_EXERCISE TASK_
A faithful transcription of all the data is required.

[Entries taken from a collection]
──────────────────────────────

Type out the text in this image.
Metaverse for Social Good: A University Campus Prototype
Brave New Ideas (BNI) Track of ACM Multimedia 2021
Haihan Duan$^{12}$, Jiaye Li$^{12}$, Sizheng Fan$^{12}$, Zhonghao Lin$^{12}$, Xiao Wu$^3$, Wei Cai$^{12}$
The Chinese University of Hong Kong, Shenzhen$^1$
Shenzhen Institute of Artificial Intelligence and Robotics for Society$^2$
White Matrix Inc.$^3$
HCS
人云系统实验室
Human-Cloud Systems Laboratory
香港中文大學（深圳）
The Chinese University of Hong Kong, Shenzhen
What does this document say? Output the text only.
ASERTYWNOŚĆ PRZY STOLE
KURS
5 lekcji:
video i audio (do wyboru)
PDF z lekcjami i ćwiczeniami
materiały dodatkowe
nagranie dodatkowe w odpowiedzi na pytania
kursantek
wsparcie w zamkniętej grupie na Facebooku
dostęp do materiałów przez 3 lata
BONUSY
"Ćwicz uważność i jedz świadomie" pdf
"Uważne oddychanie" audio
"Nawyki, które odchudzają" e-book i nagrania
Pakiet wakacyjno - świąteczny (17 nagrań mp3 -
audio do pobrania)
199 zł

──────────────────────────────

_REPLY TO THE EXERCISE_
Type out the text in this image.
Metaverse for Social Good: A University Campus Prototype
Brave New Ideas (BNI) Track of ACM Multimedia 2021
Haihan Duan$^{12}$, Jiaye Li$^{12}$, Sizheng Fan$^{12}$, Zhonghao Lin$^{12}$, Xiao Wu$^3$, Wei Cai$^{12}$
The Chinese University of Hong Kong, Shenzhen$^1$
Shenzhen Institute of Artificial Intelligence and Robotics for Society$^2$
White Matrix Inc.$^3$
HCS
人云系统实验室
Human-Cloud Systems Laboratory
香港中文大學（深圳）
The Chinese University of Hong Kong, Shenzhen
What does this document say? Output the text only.
ASERTYWNOŚĆ PRZY STOLE
KURS
5 lekcji:
video i audio (do wyboru)
PDF z lekcjami i ćwiczeniami
materiały dodatkowe
nagranie dodatkowe w odpowiedzi na pytania
kursantek
wsparcie w zamkniętej grupie na Facebooku
dostęp do materiałów przez 3 lata
BONUSY
"Ćwicz uważność i jedz świadomie" pdf
"Uważne oddychanie" audio
"Nawyki, które odchudzają" e-book i nagrania
Pakiet wakacyjno - świąteczny (17 nagrań mp3 -
audio do pobrania)
199 zł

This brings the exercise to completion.